From the entries that follow, list every line in which the string "મતલબ" appears.

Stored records

☆ ☆ ☆

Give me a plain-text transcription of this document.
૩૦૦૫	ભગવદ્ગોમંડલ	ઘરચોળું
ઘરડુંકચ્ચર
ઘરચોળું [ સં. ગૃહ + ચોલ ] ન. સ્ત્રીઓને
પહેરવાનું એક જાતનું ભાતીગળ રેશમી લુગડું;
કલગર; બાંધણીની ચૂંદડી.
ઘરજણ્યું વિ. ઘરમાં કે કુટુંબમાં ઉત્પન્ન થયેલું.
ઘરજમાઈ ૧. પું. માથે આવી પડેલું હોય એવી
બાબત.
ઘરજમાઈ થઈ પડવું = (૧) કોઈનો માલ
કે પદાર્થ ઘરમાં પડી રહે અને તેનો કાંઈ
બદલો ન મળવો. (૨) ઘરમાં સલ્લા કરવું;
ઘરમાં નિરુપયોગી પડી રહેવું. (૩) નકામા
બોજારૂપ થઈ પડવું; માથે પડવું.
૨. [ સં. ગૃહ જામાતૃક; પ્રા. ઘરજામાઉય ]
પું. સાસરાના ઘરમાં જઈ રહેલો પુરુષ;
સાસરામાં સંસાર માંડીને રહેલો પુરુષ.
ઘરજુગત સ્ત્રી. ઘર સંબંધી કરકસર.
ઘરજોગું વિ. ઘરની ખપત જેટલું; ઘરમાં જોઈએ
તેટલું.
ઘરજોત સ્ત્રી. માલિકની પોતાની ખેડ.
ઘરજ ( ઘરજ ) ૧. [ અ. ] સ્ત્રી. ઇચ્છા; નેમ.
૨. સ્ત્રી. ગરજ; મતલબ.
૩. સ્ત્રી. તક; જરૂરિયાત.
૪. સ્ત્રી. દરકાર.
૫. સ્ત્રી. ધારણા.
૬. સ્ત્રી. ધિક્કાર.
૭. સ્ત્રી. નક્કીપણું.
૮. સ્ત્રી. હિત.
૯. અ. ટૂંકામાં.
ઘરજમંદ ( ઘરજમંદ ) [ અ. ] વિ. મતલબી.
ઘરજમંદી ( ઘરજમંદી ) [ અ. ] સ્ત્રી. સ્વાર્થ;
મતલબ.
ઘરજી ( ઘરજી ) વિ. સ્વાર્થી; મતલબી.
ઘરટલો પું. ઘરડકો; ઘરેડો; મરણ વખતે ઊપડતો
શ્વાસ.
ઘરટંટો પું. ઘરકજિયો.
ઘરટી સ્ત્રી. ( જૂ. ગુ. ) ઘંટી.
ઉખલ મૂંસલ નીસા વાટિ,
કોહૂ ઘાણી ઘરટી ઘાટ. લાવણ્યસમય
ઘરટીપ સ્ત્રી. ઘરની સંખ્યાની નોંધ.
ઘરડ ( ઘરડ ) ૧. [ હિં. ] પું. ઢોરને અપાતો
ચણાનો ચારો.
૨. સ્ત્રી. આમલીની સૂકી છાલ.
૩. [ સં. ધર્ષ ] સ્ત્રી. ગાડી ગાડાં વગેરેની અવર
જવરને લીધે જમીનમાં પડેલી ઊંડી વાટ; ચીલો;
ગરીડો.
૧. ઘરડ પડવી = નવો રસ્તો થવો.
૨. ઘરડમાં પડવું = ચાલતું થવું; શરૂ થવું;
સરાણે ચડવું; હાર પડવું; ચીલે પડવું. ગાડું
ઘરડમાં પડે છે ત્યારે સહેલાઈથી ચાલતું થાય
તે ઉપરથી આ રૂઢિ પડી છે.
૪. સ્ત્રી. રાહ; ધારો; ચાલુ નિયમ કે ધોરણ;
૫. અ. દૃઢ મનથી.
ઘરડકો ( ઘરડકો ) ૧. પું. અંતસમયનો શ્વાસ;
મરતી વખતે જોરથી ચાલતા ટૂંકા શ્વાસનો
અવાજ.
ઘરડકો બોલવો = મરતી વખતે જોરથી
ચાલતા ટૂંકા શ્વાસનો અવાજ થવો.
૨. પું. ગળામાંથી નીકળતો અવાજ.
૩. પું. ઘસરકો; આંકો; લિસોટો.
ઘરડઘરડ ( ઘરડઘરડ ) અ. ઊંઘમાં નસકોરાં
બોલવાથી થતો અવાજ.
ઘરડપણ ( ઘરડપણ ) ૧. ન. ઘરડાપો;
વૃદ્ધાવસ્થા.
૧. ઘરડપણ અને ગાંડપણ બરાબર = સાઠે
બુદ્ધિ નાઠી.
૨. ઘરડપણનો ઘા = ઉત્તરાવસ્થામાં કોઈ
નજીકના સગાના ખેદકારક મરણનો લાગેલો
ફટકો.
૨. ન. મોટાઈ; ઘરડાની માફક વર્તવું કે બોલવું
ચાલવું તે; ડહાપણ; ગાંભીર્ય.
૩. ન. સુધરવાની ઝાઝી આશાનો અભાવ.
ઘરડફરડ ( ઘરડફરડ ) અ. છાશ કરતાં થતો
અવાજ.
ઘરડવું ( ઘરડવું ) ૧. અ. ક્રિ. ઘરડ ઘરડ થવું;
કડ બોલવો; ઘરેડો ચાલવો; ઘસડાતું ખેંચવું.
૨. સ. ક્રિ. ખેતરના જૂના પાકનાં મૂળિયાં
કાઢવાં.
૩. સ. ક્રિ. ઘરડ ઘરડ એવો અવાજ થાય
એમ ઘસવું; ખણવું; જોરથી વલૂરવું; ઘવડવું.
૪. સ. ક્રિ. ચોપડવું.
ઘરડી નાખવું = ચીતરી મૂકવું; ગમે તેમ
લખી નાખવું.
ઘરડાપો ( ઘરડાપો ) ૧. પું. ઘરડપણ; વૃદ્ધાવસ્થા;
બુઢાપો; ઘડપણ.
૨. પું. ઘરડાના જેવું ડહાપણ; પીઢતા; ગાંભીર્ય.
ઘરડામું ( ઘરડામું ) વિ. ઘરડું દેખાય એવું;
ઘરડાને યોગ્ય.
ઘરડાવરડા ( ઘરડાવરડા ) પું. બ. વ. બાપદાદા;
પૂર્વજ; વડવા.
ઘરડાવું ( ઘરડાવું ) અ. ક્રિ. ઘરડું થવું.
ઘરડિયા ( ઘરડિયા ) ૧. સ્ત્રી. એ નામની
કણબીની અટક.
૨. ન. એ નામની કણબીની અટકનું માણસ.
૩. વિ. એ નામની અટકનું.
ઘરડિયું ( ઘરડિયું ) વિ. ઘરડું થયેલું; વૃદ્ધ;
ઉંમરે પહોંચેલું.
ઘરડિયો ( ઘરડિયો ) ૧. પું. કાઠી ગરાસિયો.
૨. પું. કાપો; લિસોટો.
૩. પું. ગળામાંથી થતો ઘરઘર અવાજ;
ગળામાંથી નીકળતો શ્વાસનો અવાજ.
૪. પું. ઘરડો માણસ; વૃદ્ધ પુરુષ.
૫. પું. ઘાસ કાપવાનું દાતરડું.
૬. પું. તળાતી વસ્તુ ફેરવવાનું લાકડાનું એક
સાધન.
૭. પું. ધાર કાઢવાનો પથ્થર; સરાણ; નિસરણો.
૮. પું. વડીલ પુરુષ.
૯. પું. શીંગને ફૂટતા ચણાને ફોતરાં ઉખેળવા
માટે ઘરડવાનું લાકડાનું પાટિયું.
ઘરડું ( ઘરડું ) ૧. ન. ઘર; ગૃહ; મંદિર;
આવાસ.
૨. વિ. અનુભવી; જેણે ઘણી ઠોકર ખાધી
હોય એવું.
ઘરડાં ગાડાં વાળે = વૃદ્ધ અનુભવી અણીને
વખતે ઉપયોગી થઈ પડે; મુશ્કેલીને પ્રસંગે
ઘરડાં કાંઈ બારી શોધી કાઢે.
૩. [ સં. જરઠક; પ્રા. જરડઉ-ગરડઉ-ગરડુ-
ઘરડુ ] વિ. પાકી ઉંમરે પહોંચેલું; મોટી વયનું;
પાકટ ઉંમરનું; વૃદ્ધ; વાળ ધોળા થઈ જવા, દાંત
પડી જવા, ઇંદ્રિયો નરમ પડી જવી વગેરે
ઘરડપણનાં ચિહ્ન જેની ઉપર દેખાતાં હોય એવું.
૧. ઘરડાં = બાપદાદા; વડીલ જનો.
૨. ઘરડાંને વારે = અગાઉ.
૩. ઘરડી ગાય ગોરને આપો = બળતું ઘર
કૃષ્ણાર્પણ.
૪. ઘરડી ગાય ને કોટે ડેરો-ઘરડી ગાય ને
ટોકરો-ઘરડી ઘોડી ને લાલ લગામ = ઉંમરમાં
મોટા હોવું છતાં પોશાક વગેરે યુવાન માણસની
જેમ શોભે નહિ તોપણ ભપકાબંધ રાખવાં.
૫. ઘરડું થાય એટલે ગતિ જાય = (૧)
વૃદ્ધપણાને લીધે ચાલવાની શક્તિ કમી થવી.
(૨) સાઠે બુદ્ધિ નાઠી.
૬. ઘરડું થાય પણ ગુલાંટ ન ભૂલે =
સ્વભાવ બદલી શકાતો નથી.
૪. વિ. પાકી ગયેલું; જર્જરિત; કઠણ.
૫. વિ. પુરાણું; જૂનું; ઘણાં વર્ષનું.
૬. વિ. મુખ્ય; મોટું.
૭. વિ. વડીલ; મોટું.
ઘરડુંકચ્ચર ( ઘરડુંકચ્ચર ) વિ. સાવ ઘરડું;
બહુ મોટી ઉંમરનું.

☆ ☆ ☆

**WRITTEN ANSWER:**
૨. સ્ત્રી. ગરજ; મતલબ.
ઘરજમંદ ( ઘરજમંદ ) [ અ. ] વિ. મતલબી.
મતલબ.
ઘરજી ( ઘરજી ) વિ. સ્વાર્થી; મતલબી.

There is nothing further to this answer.